Work required
Write out the full listing exactly as given, minus the images.

----- Task data

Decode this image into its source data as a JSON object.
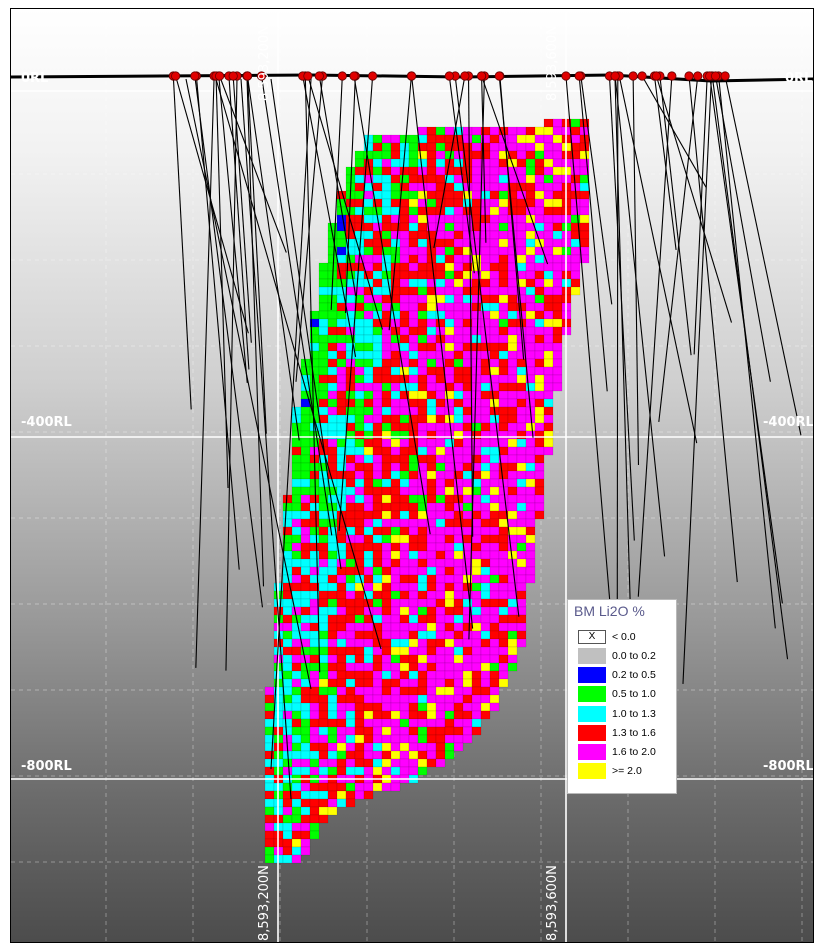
{
  "section": {
    "rl_labels": {
      "zero_left": "0RL",
      "zero_right": "0RL",
      "m400_left": "-400RL",
      "m400_right": "-400RL",
      "m800_left": "-800RL",
      "m800_right": "-800RL"
    },
    "northings": {
      "top_left": "8,593,200N",
      "top_right": "8,593,600N",
      "bottom_left": "8,593,200N",
      "bottom_right": "8,593,600N"
    }
  },
  "legend": {
    "title": "BM Li2O %",
    "items": [
      {
        "label": "< 0.0",
        "color": "none",
        "marker": "X"
      },
      {
        "label": "0.0 to 0.2",
        "color": "#c0c0c0"
      },
      {
        "label": "0.2 to 0.5",
        "color": "#0000ff"
      },
      {
        "label": "0.5 to 1.0",
        "color": "#00ff00"
      },
      {
        "label": "1.0 to 1.3",
        "color": "#00ffff"
      },
      {
        "label": "1.3 to 1.6",
        "color": "#ff0000"
      },
      {
        "label": "1.6 to 2.0",
        "color": "#ff00ff"
      },
      {
        "label": ">= 2.0",
        "color": "#ffff00"
      }
    ]
  }
}
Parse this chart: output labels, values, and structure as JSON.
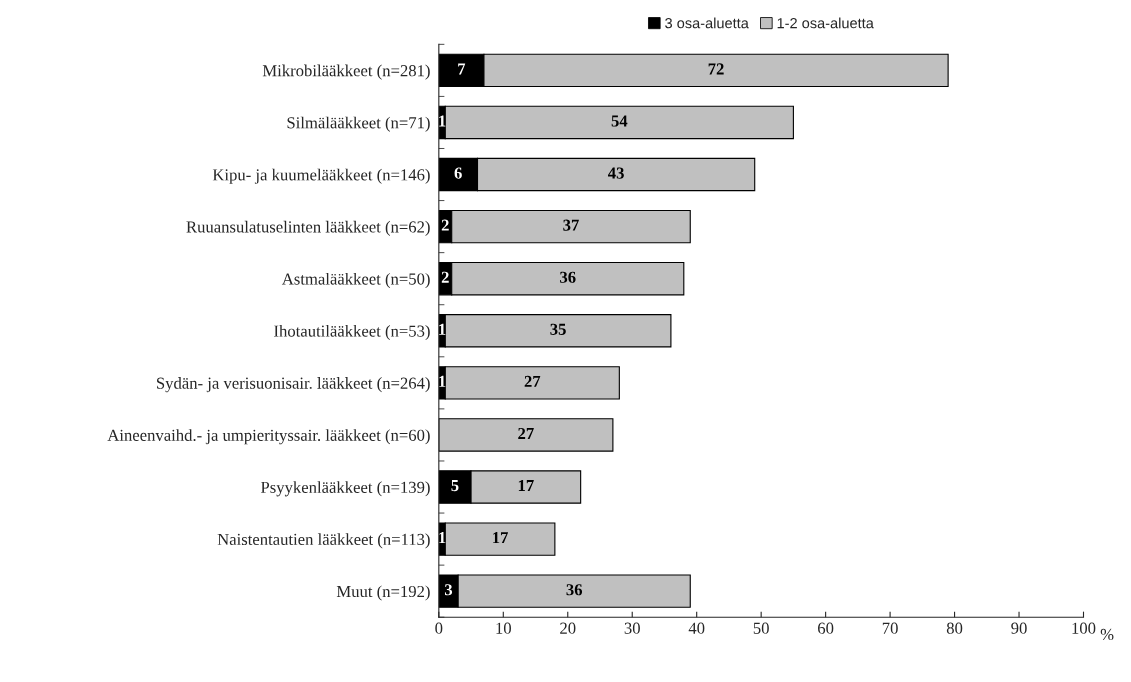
{
  "chart_data": {
    "type": "bar",
    "orientation": "horizontal",
    "stacked": true,
    "categories": [
      "Mikrobilääkkeet (n=281)",
      "Silmälääkkeet (n=71)",
      "Kipu- ja kuumelääkkeet (n=146)",
      "Ruuansulatuselinten lääkkeet (n=62)",
      "Astmalääkkeet (n=50)",
      "Ihotautilääkkeet (n=53)",
      "Sydän- ja verisuonisair. lääkkeet (n=264)",
      "Aineenvaihd.- ja umpierityssair. lääkkeet (n=60)",
      "Psyykenlääkkeet (n=139)",
      "Naistentautien lääkkeet (n=113)",
      "Muut (n=192)"
    ],
    "series": [
      {
        "name": "3 osa-aluetta",
        "color": "#000000",
        "values": [
          7,
          1,
          6,
          2,
          2,
          1,
          1,
          0,
          5,
          1,
          3
        ],
        "value_labels": [
          "7",
          "1",
          "6",
          "2",
          "2",
          "1",
          "1",
          null,
          "5",
          "1",
          "3"
        ]
      },
      {
        "name": "1-2 osa-aluetta",
        "color": "#c0c0c0",
        "values": [
          72,
          54,
          43,
          37,
          36,
          35,
          27,
          27,
          17,
          17,
          36
        ],
        "value_labels": [
          "72",
          "54",
          "43",
          "37",
          "36",
          "35",
          "27",
          "27",
          "17",
          "17",
          "36"
        ]
      }
    ],
    "xlim": [
      0,
      100
    ],
    "xticks": [
      0,
      10,
      20,
      30,
      40,
      50,
      60,
      70,
      80,
      90,
      100
    ],
    "xlabel": "%",
    "legend": "top"
  }
}
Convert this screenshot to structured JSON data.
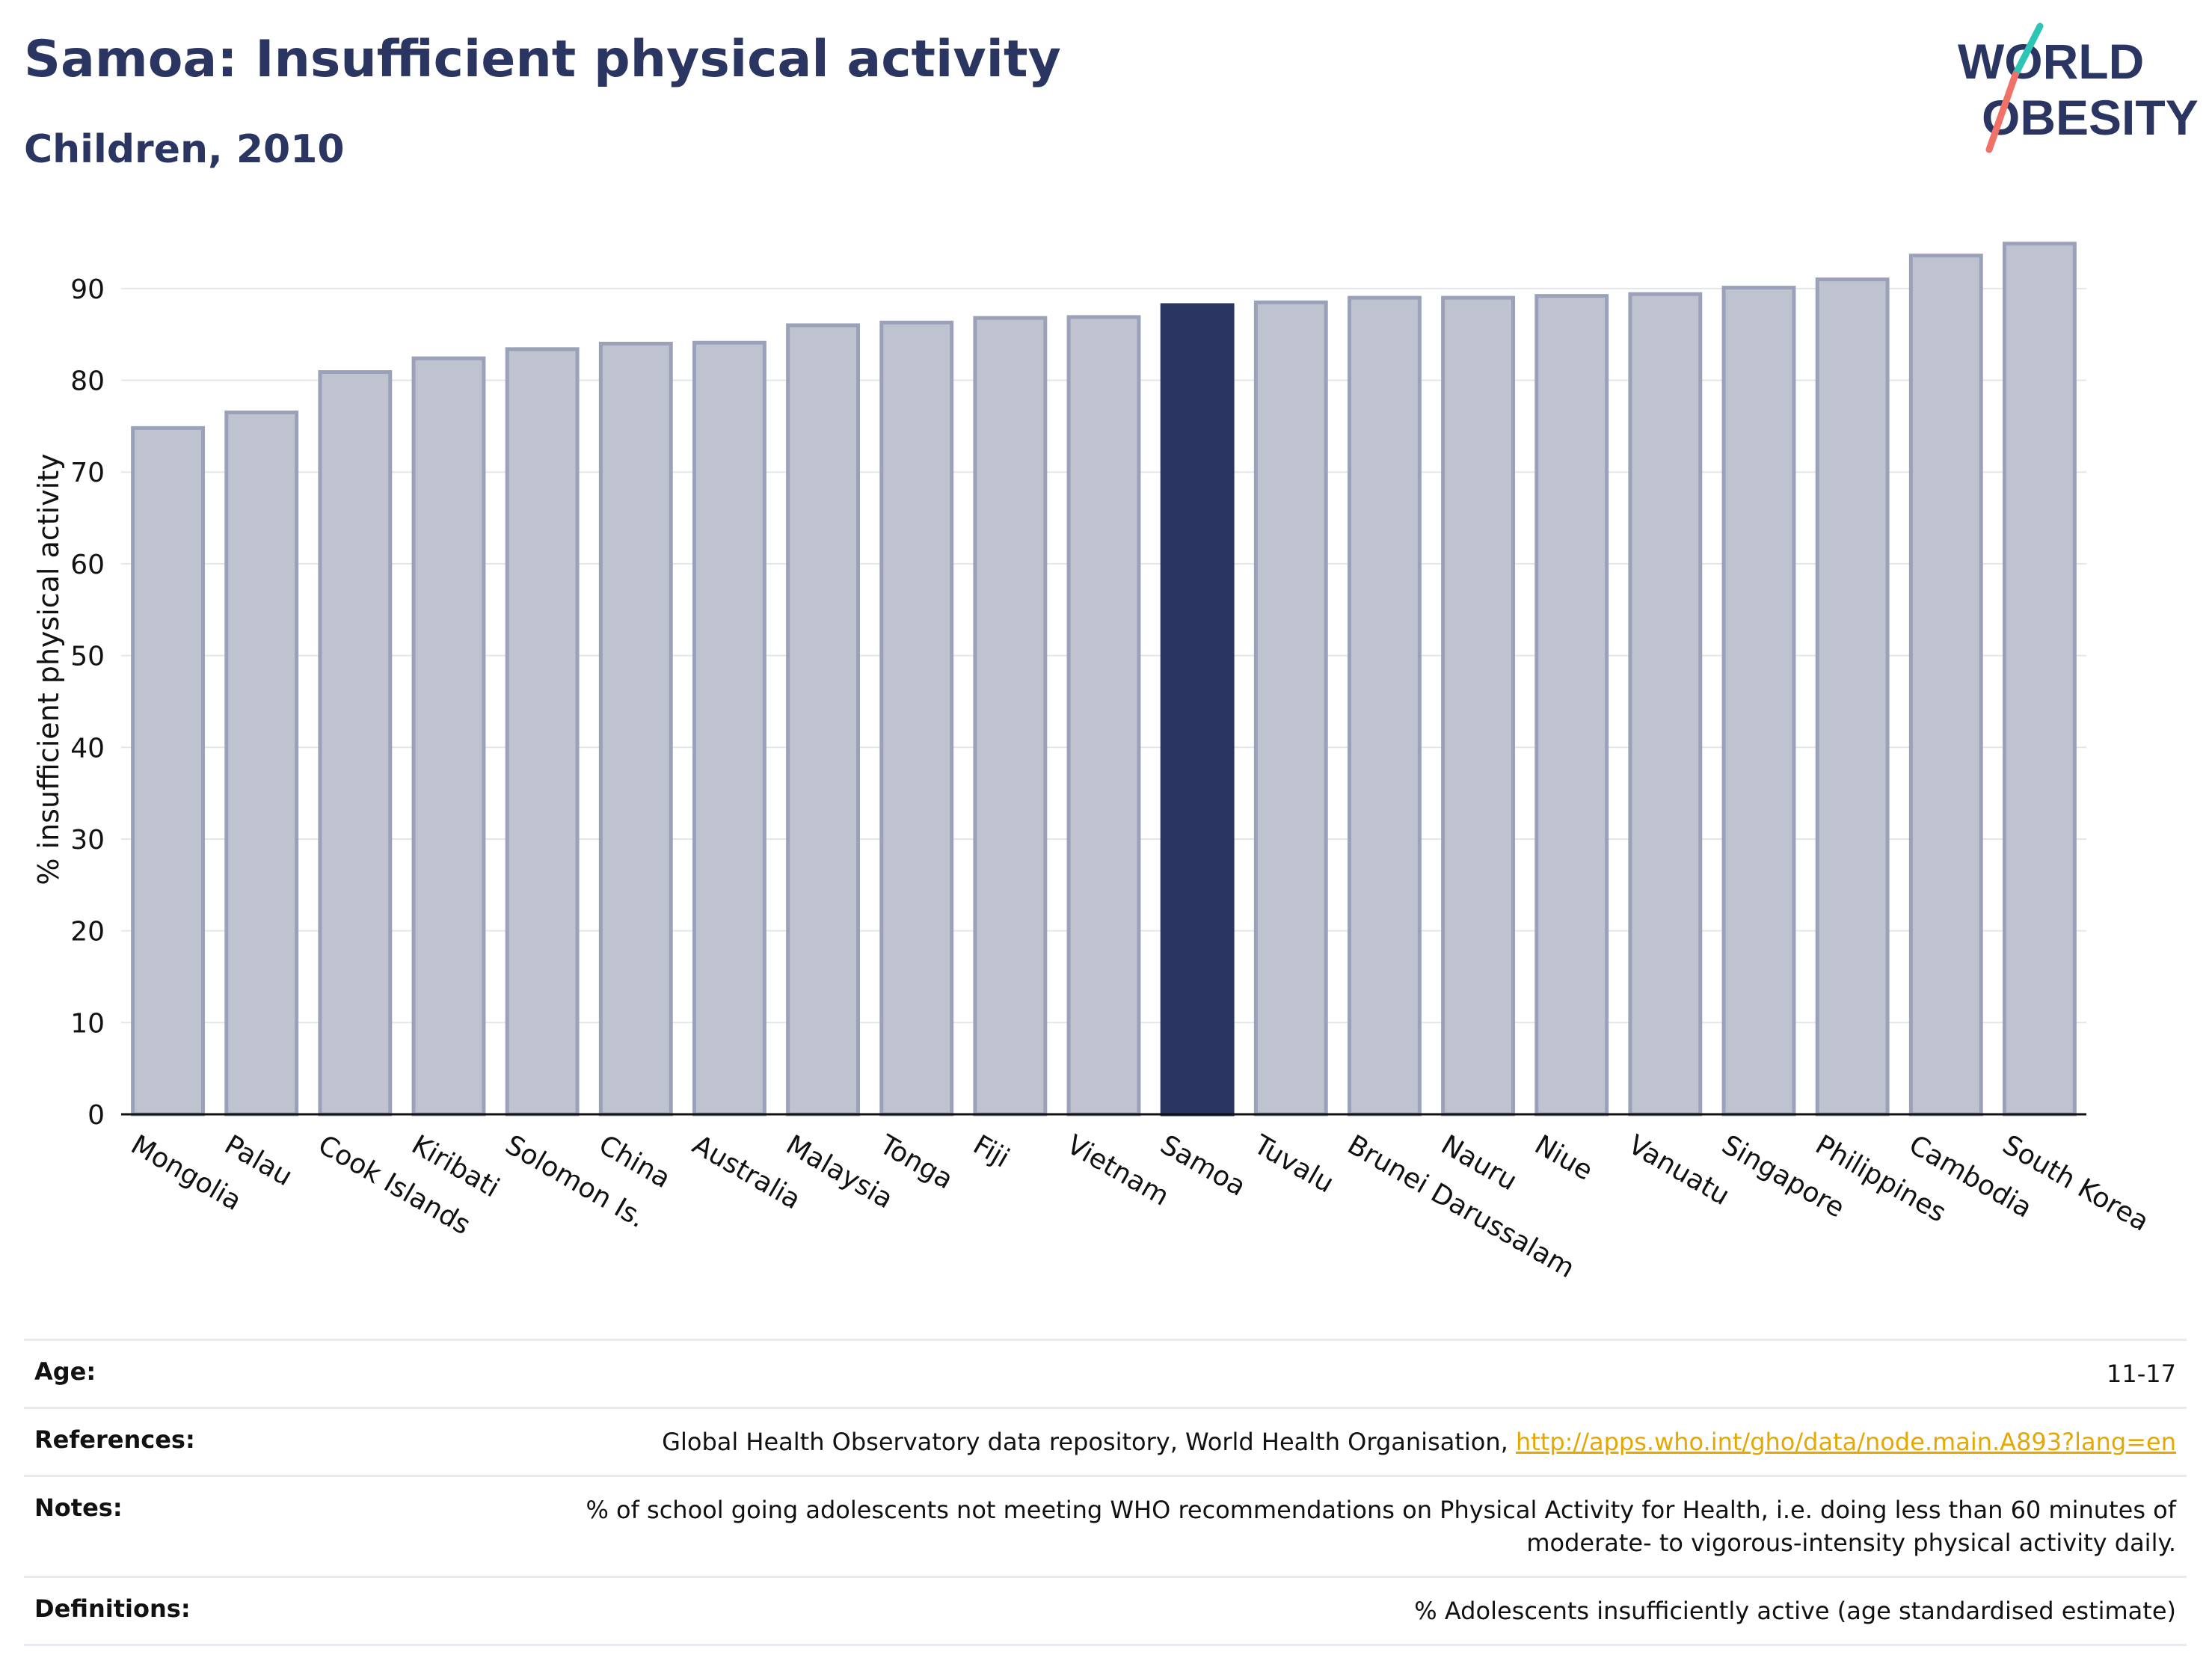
{
  "header": {
    "title": "Samoa: Insufficient physical activity",
    "subtitle": "Children, 2010"
  },
  "logo": {
    "line1": "WORLD",
    "line2": "OBESITY"
  },
  "colors": {
    "bar": "#bfc3d0",
    "bar_border": "#9aa1b8",
    "highlight": "#2b3561",
    "grid": "#e4e6ec",
    "logo_text": "#2b3561",
    "logo_teal": "#2ec4b6",
    "logo_coral": "#f07167"
  },
  "chart_data": {
    "type": "bar",
    "title": "Samoa: Insufficient physical activity",
    "subtitle": "Children, 2010",
    "xlabel": "",
    "ylabel": "% insufficient physical activity",
    "ylim": [
      0,
      97
    ],
    "yticks": [
      0,
      10,
      20,
      30,
      40,
      50,
      60,
      70,
      80,
      90
    ],
    "grid": true,
    "highlight": "Samoa",
    "categories": [
      "Mongolia",
      "Palau",
      "Cook Islands",
      "Kiribati",
      "Solomon Is.",
      "China",
      "Australia",
      "Malaysia",
      "Tonga",
      "Fiji",
      "Vietnam",
      "Samoa",
      "Tuvalu",
      "Brunei Darussalam",
      "Nauru",
      "Niue",
      "Vanuatu",
      "Singapore",
      "Philippines",
      "Cambodia",
      "South Korea"
    ],
    "values": [
      74.8,
      76.5,
      80.9,
      82.4,
      83.4,
      84.0,
      84.1,
      86.0,
      86.3,
      86.8,
      86.9,
      88.2,
      88.5,
      89.0,
      89.0,
      89.2,
      89.4,
      90.1,
      91.0,
      93.6,
      94.9
    ]
  },
  "meta": {
    "age_label": "Age:",
    "age_value": "11-17",
    "references_label": "References:",
    "references_text": "Global Health Observatory data repository, World Health Organisation, ",
    "references_link": "http://apps.who.int/gho/data/node.main.A893?lang=en",
    "notes_label": "Notes:",
    "notes_line1": "% of school going adolescents not meeting WHO recommendations on Physical Activity for Health, i.e. doing less than 60 minutes of",
    "notes_line2": "moderate- to vigorous-intensity physical activity daily.",
    "definitions_label": "Definitions:",
    "definitions_value": "% Adolescents insufficiently active (age standardised estimate)"
  }
}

----------

Answer for the task
Decode this image into its source data as a JSON object.
{
  "section": {
    "rl_labels": {
      "zero_left": "0RL",
      "zero_right": "0RL",
      "m400_left": "-400RL",
      "m400_right": "-400RL",
      "m800_left": "-800RL",
      "m800_right": "-800RL"
    },
    "northings": {
      "top_left": "8,593,200N",
      "top_right": "8,593,600N",
      "bottom_left": "8,593,200N",
      "bottom_right": "8,593,600N"
    }
  },
  "legend": {
    "title": "BM Li2O %",
    "items": [
      {
        "label": "< 0.0",
        "color": "none",
        "marker": "X"
      },
      {
        "label": "0.0 to 0.2",
        "color": "#c0c0c0"
      },
      {
        "label": "0.2 to 0.5",
        "color": "#0000ff"
      },
      {
        "label": "0.5 to 1.0",
        "color": "#00ff00"
      },
      {
        "label": "1.0 to 1.3",
        "color": "#00ffff"
      },
      {
        "label": "1.3 to 1.6",
        "color": "#ff0000"
      },
      {
        "label": "1.6 to 2.0",
        "color": "#ff00ff"
      },
      {
        "label": ">= 2.0",
        "color": "#ffff00"
      }
    ]
  }
}
Parse this chart: output labels, values, and structure as JSON.
{
  "chart_data": {
    "type": "bar",
    "orientation": "horizontal",
    "stacked": true,
    "categories": [
      "Mikrobilääkkeet (n=281)",
      "Silmälääkkeet (n=71)",
      "Kipu- ja kuumelääkkeet (n=146)",
      "Ruuansulatuselinten lääkkeet (n=62)",
      "Astmalääkkeet (n=50)",
      "Ihotautilääkkeet (n=53)",
      "Sydän- ja verisuonisair. lääkkeet (n=264)",
      "Aineenvaihd.- ja umpierityssair. lääkkeet (n=60)",
      "Psyykenlääkkeet (n=139)",
      "Naistentautien lääkkeet (n=113)",
      "Muut (n=192)"
    ],
    "series": [
      {
        "name": "3 osa-aluetta",
        "color": "#000000",
        "values": [
          7,
          1,
          6,
          2,
          2,
          1,
          1,
          0,
          5,
          1,
          3
        ],
        "value_labels": [
          "7",
          "1",
          "6",
          "2",
          "2",
          "1",
          "1",
          null,
          "5",
          "1",
          "3"
        ]
      },
      {
        "name": "1-2 osa-aluetta",
        "color": "#c0c0c0",
        "values": [
          72,
          54,
          43,
          37,
          36,
          35,
          27,
          27,
          17,
          17,
          36
        ],
        "value_labels": [
          "72",
          "54",
          "43",
          "37",
          "36",
          "35",
          "27",
          "27",
          "17",
          "17",
          "36"
        ]
      }
    ],
    "xlim": [
      0,
      100
    ],
    "xticks": [
      0,
      10,
      20,
      30,
      40,
      50,
      60,
      70,
      80,
      90,
      100
    ],
    "xlabel": "%",
    "legend": "top"
  }
}
Convert this screenshot to structured JSON data.
{
  "header": {
    "title": "Samoa: Insufficient physical activity",
    "subtitle": "Children, 2010"
  },
  "logo": {
    "line1": "WORLD",
    "line2": "OBESITY"
  },
  "colors": {
    "bar": "#bfc3d0",
    "bar_border": "#9aa1b8",
    "highlight": "#2b3561",
    "grid": "#e4e6ec",
    "logo_text": "#2b3561",
    "logo_teal": "#2ec4b6",
    "logo_coral": "#f07167"
  },
  "chart_data": {
    "type": "bar",
    "title": "Samoa: Insufficient physical activity",
    "subtitle": "Children, 2010",
    "xlabel": "",
    "ylabel": "% insufficient physical activity",
    "ylim": [
      0,
      97
    ],
    "yticks": [
      0,
      10,
      20,
      30,
      40,
      50,
      60,
      70,
      80,
      90
    ],
    "grid": true,
    "highlight": "Samoa",
    "categories": [
      "Mongolia",
      "Palau",
      "Cook Islands",
      "Kiribati",
      "Solomon Is.",
      "China",
      "Australia",
      "Malaysia",
      "Tonga",
      "Fiji",
      "Vietnam",
      "Samoa",
      "Tuvalu",
      "Brunei Darussalam",
      "Nauru",
      "Niue",
      "Vanuatu",
      "Singapore",
      "Philippines",
      "Cambodia",
      "South Korea"
    ],
    "values": [
      74.8,
      76.5,
      80.9,
      82.4,
      83.4,
      84.0,
      84.1,
      86.0,
      86.3,
      86.8,
      86.9,
      88.2,
      88.5,
      89.0,
      89.0,
      89.2,
      89.4,
      90.1,
      91.0,
      93.6,
      94.9
    ]
  },
  "meta": {
    "age_label": "Age:",
    "age_value": "11-17",
    "references_label": "References:",
    "references_text": "Global Health Observatory data repository, World Health Organisation, ",
    "references_link": "http://apps.who.int/gho/data/node.main.A893?lang=en",
    "notes_label": "Notes:",
    "notes_line1": "% of school going adolescents not meeting WHO recommendations on Physical Activity for Health, i.e. doing less than 60 minutes of",
    "notes_line2": "moderate- to vigorous-intensity physical activity daily.",
    "definitions_label": "Definitions:",
    "definitions_value": "% Adolescents insufficiently active (age standardised estimate)"
  }
}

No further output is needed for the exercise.